> **Exercise inputs**

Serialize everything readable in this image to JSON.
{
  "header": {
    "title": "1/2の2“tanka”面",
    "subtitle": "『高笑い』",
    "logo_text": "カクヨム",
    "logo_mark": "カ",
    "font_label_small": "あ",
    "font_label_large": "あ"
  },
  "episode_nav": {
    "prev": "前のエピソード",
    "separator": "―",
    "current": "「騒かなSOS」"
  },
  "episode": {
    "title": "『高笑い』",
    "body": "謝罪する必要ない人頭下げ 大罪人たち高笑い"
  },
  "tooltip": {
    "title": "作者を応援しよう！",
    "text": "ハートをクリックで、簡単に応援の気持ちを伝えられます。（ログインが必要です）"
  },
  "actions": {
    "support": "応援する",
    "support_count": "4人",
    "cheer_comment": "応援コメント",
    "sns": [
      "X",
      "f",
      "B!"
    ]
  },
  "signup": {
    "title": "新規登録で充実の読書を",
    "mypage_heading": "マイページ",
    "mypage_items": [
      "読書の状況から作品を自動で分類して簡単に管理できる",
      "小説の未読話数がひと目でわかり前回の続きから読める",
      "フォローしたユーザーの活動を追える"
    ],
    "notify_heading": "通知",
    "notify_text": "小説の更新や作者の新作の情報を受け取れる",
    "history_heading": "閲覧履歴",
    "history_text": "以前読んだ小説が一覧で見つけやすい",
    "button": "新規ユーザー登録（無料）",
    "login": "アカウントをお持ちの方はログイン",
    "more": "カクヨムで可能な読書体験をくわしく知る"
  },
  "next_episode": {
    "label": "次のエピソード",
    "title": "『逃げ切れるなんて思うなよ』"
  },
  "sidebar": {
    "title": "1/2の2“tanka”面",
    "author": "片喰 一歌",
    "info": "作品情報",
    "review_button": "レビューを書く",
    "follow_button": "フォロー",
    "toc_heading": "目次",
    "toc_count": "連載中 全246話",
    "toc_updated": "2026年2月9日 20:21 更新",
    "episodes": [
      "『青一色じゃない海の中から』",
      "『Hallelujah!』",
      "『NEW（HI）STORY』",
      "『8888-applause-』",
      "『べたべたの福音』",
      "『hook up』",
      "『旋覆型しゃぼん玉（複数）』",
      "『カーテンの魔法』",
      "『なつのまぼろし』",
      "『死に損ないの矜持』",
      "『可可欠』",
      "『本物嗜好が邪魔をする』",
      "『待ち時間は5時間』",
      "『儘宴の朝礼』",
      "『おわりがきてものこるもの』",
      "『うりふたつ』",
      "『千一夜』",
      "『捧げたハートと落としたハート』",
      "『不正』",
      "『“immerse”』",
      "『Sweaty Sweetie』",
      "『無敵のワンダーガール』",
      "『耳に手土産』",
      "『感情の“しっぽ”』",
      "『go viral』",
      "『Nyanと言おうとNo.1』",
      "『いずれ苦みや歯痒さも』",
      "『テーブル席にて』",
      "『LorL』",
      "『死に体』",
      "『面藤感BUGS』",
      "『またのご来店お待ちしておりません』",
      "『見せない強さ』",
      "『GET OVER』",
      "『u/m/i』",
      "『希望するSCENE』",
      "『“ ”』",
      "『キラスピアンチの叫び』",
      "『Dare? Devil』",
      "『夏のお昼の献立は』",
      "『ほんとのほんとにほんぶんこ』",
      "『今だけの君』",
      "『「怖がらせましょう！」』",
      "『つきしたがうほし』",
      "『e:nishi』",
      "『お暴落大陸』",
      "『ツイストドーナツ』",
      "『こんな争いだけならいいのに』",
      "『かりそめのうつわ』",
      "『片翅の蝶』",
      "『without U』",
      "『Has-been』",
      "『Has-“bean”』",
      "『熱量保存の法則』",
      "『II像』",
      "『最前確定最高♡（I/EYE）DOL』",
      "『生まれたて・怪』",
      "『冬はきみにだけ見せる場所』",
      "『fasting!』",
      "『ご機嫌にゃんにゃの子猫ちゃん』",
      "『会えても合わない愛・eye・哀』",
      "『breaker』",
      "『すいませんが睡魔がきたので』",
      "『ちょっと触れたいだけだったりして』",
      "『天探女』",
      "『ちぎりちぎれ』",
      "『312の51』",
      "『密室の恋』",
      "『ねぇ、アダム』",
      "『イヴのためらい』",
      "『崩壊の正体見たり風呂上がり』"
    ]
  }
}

> **What to produce**
All of the entries above must be transcribed exactly.

> **Solution for this problem**
Serialize everything readable in this image to JSON.
{
  "header": {
    "title": "1/2の2“tanka”面",
    "subtitle": "『高笑い』",
    "logo_text": "カクヨム",
    "logo_mark": "カ",
    "font_label_small": "あ",
    "font_label_large": "あ"
  },
  "episode_nav": {
    "prev": "前のエピソード",
    "separator": "―",
    "current": "「騒かなSOS」"
  },
  "episode": {
    "title": "『高笑い』",
    "body": "謝罪する必要ない人頭下げ 大罪人たち高笑い"
  },
  "tooltip": {
    "title": "作者を応援しよう！",
    "text": "ハートをクリックで、簡単に応援の気持ちを伝えられます。（ログインが必要です）"
  },
  "actions": {
    "support": "応援する",
    "support_count": "4人",
    "cheer_comment": "応援コメント",
    "sns": [
      "X",
      "f",
      "B!"
    ]
  },
  "signup": {
    "title": "新規登録で充実の読書を",
    "mypage_heading": "マイページ",
    "mypage_items": [
      "読書の状況から作品を自動で分類して簡単に管理できる",
      "小説の未読話数がひと目でわかり前回の続きから読める",
      "フォローしたユーザーの活動を追える"
    ],
    "notify_heading": "通知",
    "notify_text": "小説の更新や作者の新作の情報を受け取れる",
    "history_heading": "閲覧履歴",
    "history_text": "以前読んだ小説が一覧で見つけやすい",
    "button": "新規ユーザー登録（無料）",
    "login": "アカウントをお持ちの方はログイン",
    "more": "カクヨムで可能な読書体験をくわしく知る"
  },
  "next_episode": {
    "label": "次のエピソード",
    "title": "『逃げ切れるなんて思うなよ』"
  },
  "sidebar": {
    "title": "1/2の2“tanka”面",
    "author": "片喰 一歌",
    "info": "作品情報",
    "review_button": "レビューを書く",
    "follow_button": "フォロー",
    "toc_heading": "目次",
    "toc_count": "連載中 全246話",
    "toc_updated": "2026年2月9日 20:21 更新",
    "episodes": [
      "『青一色じゃない海の中から』",
      "『Hallelujah!』",
      "『NEW（HI）STORY』",
      "『8888-applause-』",
      "『べたべたの福音』",
      "『hook up』",
      "『旋覆型しゃぼん玉（複数）』",
      "『カーテンの魔法』",
      "『なつのまぼろし』",
      "『死に損ないの矜持』",
      "『可可欠』",
      "『本物嗜好が邪魔をする』",
      "『待ち時間は5時間』",
      "『儘宴の朝礼』",
      "『おわりがきてものこるもの』",
      "『うりふたつ』",
      "『千一夜』",
      "『捧げたハートと落としたハート』",
      "『不正』",
      "『“immerse”』",
      "『Sweaty Sweetie』",
      "『無敵のワンダーガール』",
      "『耳に手土産』",
      "『感情の“しっぽ”』",
      "『go viral』",
      "『Nyanと言おうとNo.1』",
      "『いずれ苦みや歯痒さも』",
      "『テーブル席にて』",
      "『LorL』",
      "『死に体』",
      "『面藤感BUGS』",
      "『またのご来店お待ちしておりません』",
      "『見せない強さ』",
      "『GET OVER』",
      "『u/m/i』",
      "『希望するSCENE』",
      "『“ ”』",
      "『キラスピアンチの叫び』",
      "『Dare? Devil』",
      "『夏のお昼の献立は』",
      "『ほんとのほんとにほんぶんこ』",
      "『今だけの君』",
      "『「怖がらせましょう！」』",
      "『つきしたがうほし』",
      "『e:nishi』",
      "『お暴落大陸』",
      "『ツイストドーナツ』",
      "『こんな争いだけならいいのに』",
      "『かりそめのうつわ』",
      "『片翅の蝶』",
      "『without U』",
      "『Has-been』",
      "『Has-“bean”』",
      "『熱量保存の法則』",
      "『II像』",
      "『最前確定最高♡（I/EYE）DOL』",
      "『生まれたて・怪』",
      "『冬はきみにだけ見せる場所』",
      "『fasting!』",
      "『ご機嫌にゃんにゃの子猫ちゃん』",
      "『会えても合わない愛・eye・哀』",
      "『breaker』",
      "『すいませんが睡魔がきたので』",
      "『ちょっと触れたいだけだったりして』",
      "『天探女』",
      "『ちぎりちぎれ』",
      "『312の51』",
      "『密室の恋』",
      "『ねぇ、アダム』",
      "『イヴのためらい』",
      "『崩壊の正体見たり風呂上がり』"
    ]
  }
}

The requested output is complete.